■ TASK OBJECTIVE: Go through the material below and report how many lines contain "enkele". Give only the number.
----
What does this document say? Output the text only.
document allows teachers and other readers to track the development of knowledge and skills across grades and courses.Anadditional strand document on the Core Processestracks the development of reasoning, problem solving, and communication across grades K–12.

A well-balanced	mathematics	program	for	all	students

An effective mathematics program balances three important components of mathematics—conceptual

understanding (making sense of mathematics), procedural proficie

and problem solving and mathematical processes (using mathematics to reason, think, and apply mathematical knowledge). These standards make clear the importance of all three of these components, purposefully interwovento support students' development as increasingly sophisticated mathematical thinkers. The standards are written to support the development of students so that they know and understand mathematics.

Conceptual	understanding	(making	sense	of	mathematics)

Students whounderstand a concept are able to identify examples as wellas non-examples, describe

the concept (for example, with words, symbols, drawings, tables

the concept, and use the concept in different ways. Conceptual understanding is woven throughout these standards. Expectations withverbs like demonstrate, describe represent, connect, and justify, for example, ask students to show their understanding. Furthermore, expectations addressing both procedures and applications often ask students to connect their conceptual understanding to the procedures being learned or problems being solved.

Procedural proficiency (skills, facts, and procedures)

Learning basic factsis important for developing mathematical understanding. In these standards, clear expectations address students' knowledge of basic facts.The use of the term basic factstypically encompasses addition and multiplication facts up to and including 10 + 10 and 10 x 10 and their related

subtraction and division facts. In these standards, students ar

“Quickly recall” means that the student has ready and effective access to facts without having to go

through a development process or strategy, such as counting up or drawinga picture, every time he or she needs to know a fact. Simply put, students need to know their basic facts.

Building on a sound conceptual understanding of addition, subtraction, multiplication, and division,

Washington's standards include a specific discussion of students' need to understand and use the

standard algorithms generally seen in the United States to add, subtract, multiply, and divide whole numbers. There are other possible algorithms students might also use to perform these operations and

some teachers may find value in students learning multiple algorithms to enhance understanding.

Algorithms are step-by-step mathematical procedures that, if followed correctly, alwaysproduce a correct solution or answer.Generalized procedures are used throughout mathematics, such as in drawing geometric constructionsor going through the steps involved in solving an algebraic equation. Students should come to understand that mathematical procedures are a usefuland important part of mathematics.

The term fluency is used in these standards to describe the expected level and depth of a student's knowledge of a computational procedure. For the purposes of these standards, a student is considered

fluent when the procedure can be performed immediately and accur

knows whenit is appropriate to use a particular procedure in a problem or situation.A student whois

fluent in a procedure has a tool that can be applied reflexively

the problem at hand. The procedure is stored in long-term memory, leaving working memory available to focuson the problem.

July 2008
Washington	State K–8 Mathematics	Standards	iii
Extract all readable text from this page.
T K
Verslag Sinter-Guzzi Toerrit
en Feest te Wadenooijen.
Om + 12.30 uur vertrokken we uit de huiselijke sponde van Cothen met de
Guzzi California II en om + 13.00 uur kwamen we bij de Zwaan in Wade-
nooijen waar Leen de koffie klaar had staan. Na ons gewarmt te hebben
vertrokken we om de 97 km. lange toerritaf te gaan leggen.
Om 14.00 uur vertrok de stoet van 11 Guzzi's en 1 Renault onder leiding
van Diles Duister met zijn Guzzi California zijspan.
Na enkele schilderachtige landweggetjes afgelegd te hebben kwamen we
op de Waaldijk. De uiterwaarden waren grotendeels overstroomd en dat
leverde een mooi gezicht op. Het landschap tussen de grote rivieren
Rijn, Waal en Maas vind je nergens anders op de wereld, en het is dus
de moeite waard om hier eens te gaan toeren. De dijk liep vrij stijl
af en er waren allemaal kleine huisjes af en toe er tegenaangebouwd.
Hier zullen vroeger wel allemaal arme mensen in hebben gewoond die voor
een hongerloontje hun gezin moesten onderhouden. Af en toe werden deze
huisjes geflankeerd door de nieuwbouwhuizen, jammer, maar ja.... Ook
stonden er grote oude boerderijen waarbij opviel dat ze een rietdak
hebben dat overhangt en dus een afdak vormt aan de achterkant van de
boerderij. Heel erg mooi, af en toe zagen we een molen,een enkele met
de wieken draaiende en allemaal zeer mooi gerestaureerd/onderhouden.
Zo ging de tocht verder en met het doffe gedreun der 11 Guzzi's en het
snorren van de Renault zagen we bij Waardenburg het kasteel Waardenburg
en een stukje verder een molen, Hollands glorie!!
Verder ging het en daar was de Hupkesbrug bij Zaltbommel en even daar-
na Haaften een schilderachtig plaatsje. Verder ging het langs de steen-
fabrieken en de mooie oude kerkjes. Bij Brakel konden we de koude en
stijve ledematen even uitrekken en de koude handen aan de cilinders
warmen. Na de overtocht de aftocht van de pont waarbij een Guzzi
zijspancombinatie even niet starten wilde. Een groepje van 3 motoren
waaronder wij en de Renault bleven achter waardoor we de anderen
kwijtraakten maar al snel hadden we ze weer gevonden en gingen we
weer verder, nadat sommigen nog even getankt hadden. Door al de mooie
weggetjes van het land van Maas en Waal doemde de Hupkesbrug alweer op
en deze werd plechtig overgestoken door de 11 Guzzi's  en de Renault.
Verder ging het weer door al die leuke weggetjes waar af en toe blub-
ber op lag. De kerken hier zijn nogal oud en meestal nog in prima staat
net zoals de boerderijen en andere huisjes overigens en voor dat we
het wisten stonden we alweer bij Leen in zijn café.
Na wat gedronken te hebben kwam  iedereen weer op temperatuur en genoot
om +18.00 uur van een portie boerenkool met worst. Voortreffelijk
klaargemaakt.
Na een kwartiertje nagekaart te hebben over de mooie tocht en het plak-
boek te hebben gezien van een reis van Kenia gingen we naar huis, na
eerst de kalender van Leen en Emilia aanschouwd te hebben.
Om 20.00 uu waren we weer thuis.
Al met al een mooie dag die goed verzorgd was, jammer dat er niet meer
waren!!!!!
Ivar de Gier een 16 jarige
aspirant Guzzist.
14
----
■ OUTPUT FOR THIS TASK: 2